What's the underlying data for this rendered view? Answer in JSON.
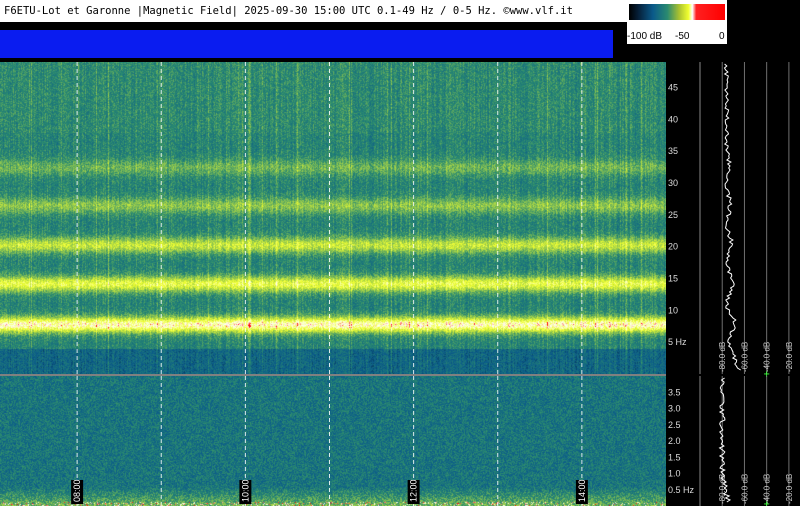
{
  "header": {
    "title": "F6ETU-Lot et Garonne |Magnetic Field| 2025-09-30 15:00 UTC 0.1-49 Hz / 0-5 Hz. ©www.vlf.it",
    "colorbar_labels": [
      "-100 dB",
      "-50",
      "0"
    ]
  },
  "colors": {
    "background": "#000000",
    "header_band": "#0a1cf0",
    "colormap": [
      "#000000",
      "#0a5a8a",
      "#2a8a70",
      "#f0ff30",
      "#ffffff",
      "#ff0000"
    ],
    "spectrogram_base": "#1d4a5a",
    "band_highlight": "#f0ff40",
    "profile_trace": "#ffffff",
    "grid": "#ffffff"
  },
  "chart_data": [
    {
      "type": "heatmap",
      "title": "",
      "xlabel": "",
      "ylabel": "",
      "y_unit": "Hz",
      "ylim": [
        0,
        49
      ],
      "y_ticks": [
        {
          "value": 5,
          "label": "5 Hz"
        },
        {
          "value": 10,
          "label": "10"
        },
        {
          "value": 15,
          "label": "15"
        },
        {
          "value": 20,
          "label": "20"
        },
        {
          "value": 25,
          "label": "25"
        },
        {
          "value": 30,
          "label": "30"
        },
        {
          "value": 35,
          "label": "35"
        },
        {
          "value": 40,
          "label": "40"
        },
        {
          "value": 45,
          "label": "45"
        }
      ],
      "time_range": [
        "07:05",
        "15:00"
      ],
      "time_gridlines": [
        "08:00",
        "09:00",
        "10:00",
        "11:00",
        "12:00",
        "13:00",
        "14:00"
      ],
      "intensity_bands_hz": [
        {
          "freq": 7.8,
          "strength": 1.0
        },
        {
          "freq": 14.2,
          "strength": 0.75
        },
        {
          "freq": 20.3,
          "strength": 0.6
        },
        {
          "freq": 26.5,
          "strength": 0.4
        },
        {
          "freq": 32.5,
          "strength": 0.3
        }
      ],
      "grid": true
    },
    {
      "type": "heatmap",
      "title": "",
      "xlabel": "",
      "ylabel": "",
      "y_unit": "Hz",
      "ylim": [
        0,
        4
      ],
      "y_ticks": [
        {
          "value": 0.5,
          "label": "0.5 Hz"
        },
        {
          "value": 1.0,
          "label": "1.0"
        },
        {
          "value": 1.5,
          "label": "1.5"
        },
        {
          "value": 2.0,
          "label": "2.0"
        },
        {
          "value": 2.5,
          "label": "2.5"
        },
        {
          "value": 3.0,
          "label": "3.0"
        },
        {
          "value": 3.5,
          "label": "3.5"
        }
      ],
      "time_labels": [
        "08:00",
        "10:00",
        "12:00",
        "14:00"
      ],
      "time_gridlines": [
        "08:00",
        "09:00",
        "10:00",
        "11:00",
        "12:00",
        "13:00",
        "14:00"
      ],
      "grid": true
    },
    {
      "type": "line",
      "title": "",
      "xlabel": "",
      "ylabel": "",
      "x_unit": "dB",
      "xlim": [
        -100,
        -10
      ],
      "x_tick_labels": [
        "-80.0 dB",
        "-60.0 dB",
        "-40.0 dB",
        "-20.0 dB"
      ],
      "x_tick_values": [
        -80,
        -60,
        -40,
        -20
      ],
      "peaks_hz": [
        7.8,
        14.2,
        20.3
      ],
      "grid": true
    }
  ]
}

++++

**Task directions**
Pictures in the records should not appear in your copy, but everything else must be transcribed exactly.

**The result**
What's the underlying data for this rendered view? Answer in JSON.
{
  "header": {
    "title": "F6ETU-Lot et Garonne |Magnetic Field| 2025-09-30 15:00 UTC 0.1-49 Hz / 0-5 Hz. ©www.vlf.it",
    "colorbar_labels": [
      "-100 dB",
      "-50",
      "0"
    ]
  },
  "colors": {
    "background": "#000000",
    "header_band": "#0a1cf0",
    "colormap": [
      "#000000",
      "#0a5a8a",
      "#2a8a70",
      "#f0ff30",
      "#ffffff",
      "#ff0000"
    ],
    "spectrogram_base": "#1d4a5a",
    "band_highlight": "#f0ff40",
    "profile_trace": "#ffffff",
    "grid": "#ffffff"
  },
  "chart_data": [
    {
      "type": "heatmap",
      "title": "",
      "xlabel": "",
      "ylabel": "",
      "y_unit": "Hz",
      "ylim": [
        0,
        49
      ],
      "y_ticks": [
        {
          "value": 5,
          "label": "5 Hz"
        },
        {
          "value": 10,
          "label": "10"
        },
        {
          "value": 15,
          "label": "15"
        },
        {
          "value": 20,
          "label": "20"
        },
        {
          "value": 25,
          "label": "25"
        },
        {
          "value": 30,
          "label": "30"
        },
        {
          "value": 35,
          "label": "35"
        },
        {
          "value": 40,
          "label": "40"
        },
        {
          "value": 45,
          "label": "45"
        }
      ],
      "time_range": [
        "07:05",
        "15:00"
      ],
      "time_gridlines": [
        "08:00",
        "09:00",
        "10:00",
        "11:00",
        "12:00",
        "13:00",
        "14:00"
      ],
      "intensity_bands_hz": [
        {
          "freq": 7.8,
          "strength": 1.0
        },
        {
          "freq": 14.2,
          "strength": 0.75
        },
        {
          "freq": 20.3,
          "strength": 0.6
        },
        {
          "freq": 26.5,
          "strength": 0.4
        },
        {
          "freq": 32.5,
          "strength": 0.3
        }
      ],
      "grid": true
    },
    {
      "type": "heatmap",
      "title": "",
      "xlabel": "",
      "ylabel": "",
      "y_unit": "Hz",
      "ylim": [
        0,
        4
      ],
      "y_ticks": [
        {
          "value": 0.5,
          "label": "0.5 Hz"
        },
        {
          "value": 1.0,
          "label": "1.0"
        },
        {
          "value": 1.5,
          "label": "1.5"
        },
        {
          "value": 2.0,
          "label": "2.0"
        },
        {
          "value": 2.5,
          "label": "2.5"
        },
        {
          "value": 3.0,
          "label": "3.0"
        },
        {
          "value": 3.5,
          "label": "3.5"
        }
      ],
      "time_labels": [
        "08:00",
        "10:00",
        "12:00",
        "14:00"
      ],
      "time_gridlines": [
        "08:00",
        "09:00",
        "10:00",
        "11:00",
        "12:00",
        "13:00",
        "14:00"
      ],
      "grid": true
    },
    {
      "type": "line",
      "title": "",
      "xlabel": "",
      "ylabel": "",
      "x_unit": "dB",
      "xlim": [
        -100,
        -10
      ],
      "x_tick_labels": [
        "-80.0 dB",
        "-60.0 dB",
        "-40.0 dB",
        "-20.0 dB"
      ],
      "x_tick_values": [
        -80,
        -60,
        -40,
        -20
      ],
      "peaks_hz": [
        7.8,
        14.2,
        20.3
      ],
      "grid": true
    }
  ]
}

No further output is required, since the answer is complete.